◆ **RECORDS FOR THIS EXERCISE**

····················

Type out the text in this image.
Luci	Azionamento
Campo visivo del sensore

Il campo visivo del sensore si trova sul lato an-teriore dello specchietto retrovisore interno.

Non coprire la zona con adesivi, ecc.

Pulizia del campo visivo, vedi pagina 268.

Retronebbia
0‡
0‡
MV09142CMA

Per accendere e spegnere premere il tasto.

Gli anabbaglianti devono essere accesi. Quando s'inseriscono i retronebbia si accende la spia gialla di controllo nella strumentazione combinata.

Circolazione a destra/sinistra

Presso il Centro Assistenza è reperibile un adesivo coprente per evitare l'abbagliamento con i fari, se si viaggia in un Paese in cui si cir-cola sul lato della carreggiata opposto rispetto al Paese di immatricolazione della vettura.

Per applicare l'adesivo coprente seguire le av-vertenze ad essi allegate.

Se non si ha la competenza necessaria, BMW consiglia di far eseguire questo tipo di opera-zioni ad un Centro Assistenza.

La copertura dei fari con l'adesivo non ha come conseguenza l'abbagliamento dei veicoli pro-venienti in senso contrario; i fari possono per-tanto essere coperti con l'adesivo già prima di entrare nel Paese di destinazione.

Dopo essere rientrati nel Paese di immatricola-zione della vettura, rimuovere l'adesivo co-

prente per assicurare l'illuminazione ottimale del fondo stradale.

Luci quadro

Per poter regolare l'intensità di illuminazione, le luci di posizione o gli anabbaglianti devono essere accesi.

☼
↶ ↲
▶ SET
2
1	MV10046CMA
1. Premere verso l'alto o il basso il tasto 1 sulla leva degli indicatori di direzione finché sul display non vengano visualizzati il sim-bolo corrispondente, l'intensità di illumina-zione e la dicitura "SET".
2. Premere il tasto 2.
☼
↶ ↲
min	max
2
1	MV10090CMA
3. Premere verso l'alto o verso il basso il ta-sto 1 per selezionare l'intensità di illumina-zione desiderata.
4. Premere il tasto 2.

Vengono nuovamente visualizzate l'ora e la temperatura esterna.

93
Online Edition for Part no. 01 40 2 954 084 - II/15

····················

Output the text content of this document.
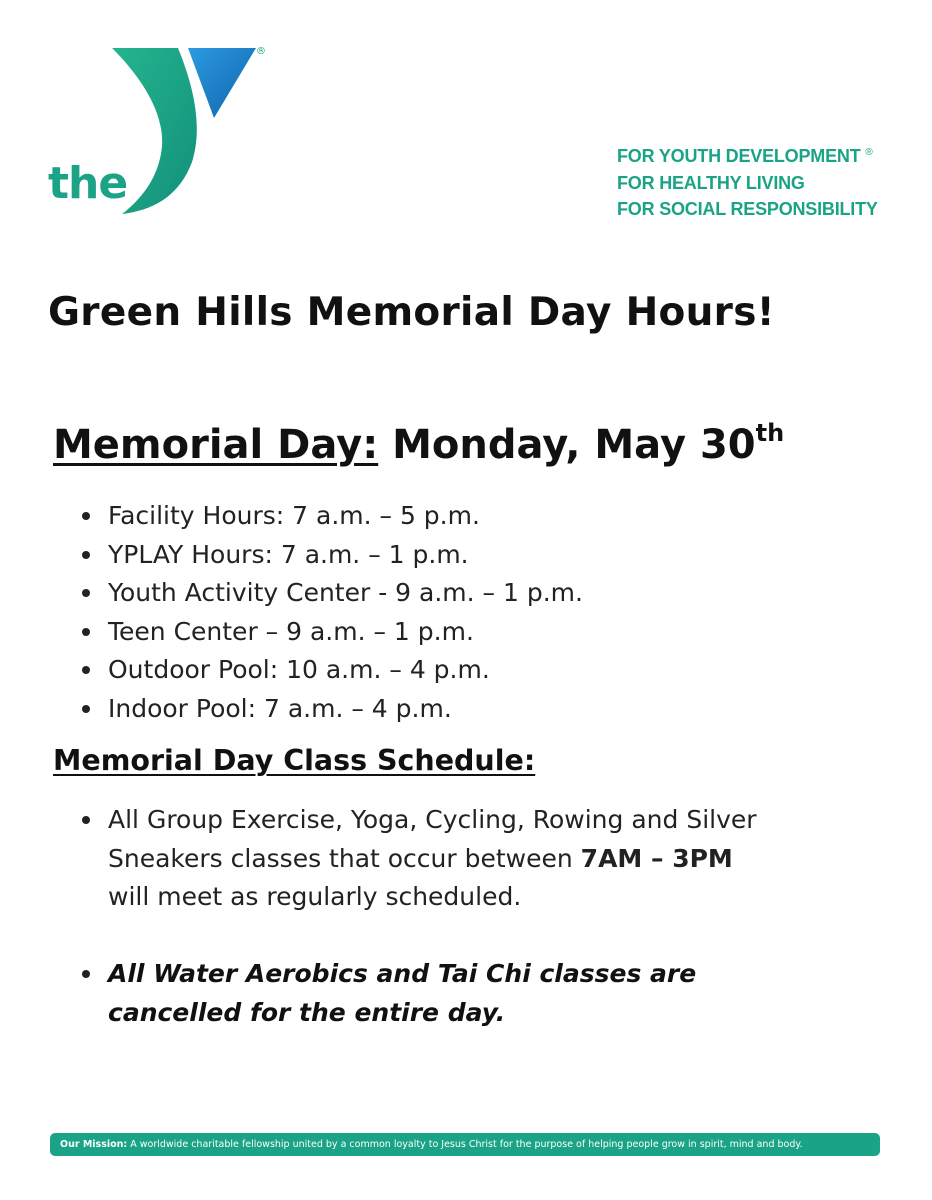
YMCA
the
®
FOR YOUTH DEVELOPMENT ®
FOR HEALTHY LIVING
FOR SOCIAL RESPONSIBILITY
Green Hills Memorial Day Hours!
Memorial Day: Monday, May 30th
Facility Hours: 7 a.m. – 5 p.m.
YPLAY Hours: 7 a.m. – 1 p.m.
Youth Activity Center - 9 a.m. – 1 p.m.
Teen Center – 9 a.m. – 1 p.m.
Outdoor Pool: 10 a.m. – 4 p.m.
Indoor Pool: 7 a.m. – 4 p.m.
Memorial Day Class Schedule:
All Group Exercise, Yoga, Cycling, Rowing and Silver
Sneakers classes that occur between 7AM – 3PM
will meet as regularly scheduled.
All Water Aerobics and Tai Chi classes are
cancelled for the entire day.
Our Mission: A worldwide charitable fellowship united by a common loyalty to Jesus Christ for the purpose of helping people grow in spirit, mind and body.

····················

◆ **TASK PROMPT**
Return only the number of lines in the data above that include the word "intensità".

◆ **TASK RESPONSE**
3